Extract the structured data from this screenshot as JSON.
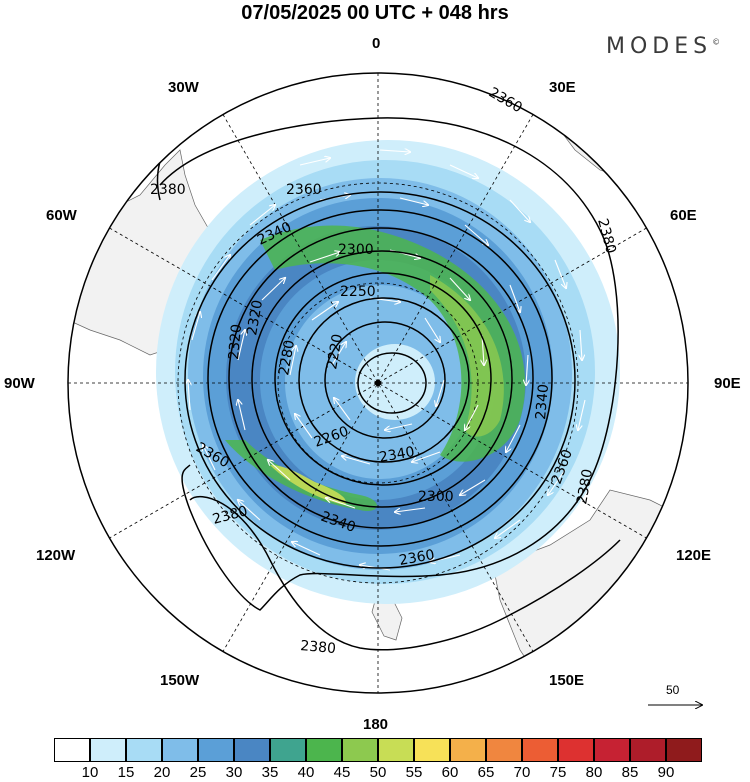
{
  "title": "07/05/2025  00 UTC  + 048 hrs",
  "brand": "MODES",
  "brand_mark": "©",
  "longitude_labels": {
    "top": "0",
    "bottom": "180",
    "left": "90W",
    "right": "90E",
    "nw1": "30W",
    "nw2": "60W",
    "ne1": "30E",
    "ne2": "60E",
    "sw1": "120W",
    "sw2": "150W",
    "se1": "120E",
    "se2": "150E"
  },
  "contour_labels": [
    "2220",
    "2250",
    "2260",
    "2280",
    "2300",
    "2320",
    "2340",
    "2360",
    "2380"
  ],
  "colors": {
    "land": "#f2f2f2",
    "jet_core": "#5cb85c",
    "jet_max": "#e2e25a",
    "vector": "#ffffff",
    "contour": "#000000"
  },
  "vector_reference": {
    "label": "50"
  },
  "colorbar": {
    "ticks": [
      "10",
      "15",
      "20",
      "25",
      "30",
      "35",
      "40",
      "45",
      "50",
      "55",
      "60",
      "65",
      "70",
      "75",
      "80",
      "85",
      "90"
    ],
    "colors": [
      "#ffffff",
      "#cfeefb",
      "#a8dcf5",
      "#7fbde9",
      "#5b9fd7",
      "#4a86c3",
      "#3fa48f",
      "#4cb54d",
      "#8dc94f",
      "#c8dd55",
      "#f7e158",
      "#f4b04a",
      "#f0863f",
      "#ec5d34",
      "#dd3130",
      "#c62233",
      "#ae1d2a",
      "#8f1b1c"
    ]
  }
}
---------------
- [Aim]
Copy the entries exactly. Leave out the images.

- [Task response]
Extract the structured data from this screenshot as JSON.
{
  "title": "07/05/2025  00 UTC  + 048 hrs",
  "brand": "MODES",
  "brand_mark": "©",
  "longitude_labels": {
    "top": "0",
    "bottom": "180",
    "left": "90W",
    "right": "90E",
    "nw1": "30W",
    "nw2": "60W",
    "ne1": "30E",
    "ne2": "60E",
    "sw1": "120W",
    "sw2": "150W",
    "se1": "120E",
    "se2": "150E"
  },
  "contour_labels": [
    "2220",
    "2250",
    "2260",
    "2280",
    "2300",
    "2320",
    "2340",
    "2360",
    "2380"
  ],
  "colors": {
    "land": "#f2f2f2",
    "jet_core": "#5cb85c",
    "jet_max": "#e2e25a",
    "vector": "#ffffff",
    "contour": "#000000"
  },
  "vector_reference": {
    "label": "50"
  },
  "colorbar": {
    "ticks": [
      "10",
      "15",
      "20",
      "25",
      "30",
      "35",
      "40",
      "45",
      "50",
      "55",
      "60",
      "65",
      "70",
      "75",
      "80",
      "85",
      "90"
    ],
    "colors": [
      "#ffffff",
      "#cfeefb",
      "#a8dcf5",
      "#7fbde9",
      "#5b9fd7",
      "#4a86c3",
      "#3fa48f",
      "#4cb54d",
      "#8dc94f",
      "#c8dd55",
      "#f7e158",
      "#f4b04a",
      "#f0863f",
      "#ec5d34",
      "#dd3130",
      "#c62233",
      "#ae1d2a",
      "#8f1b1c"
    ]
  }
}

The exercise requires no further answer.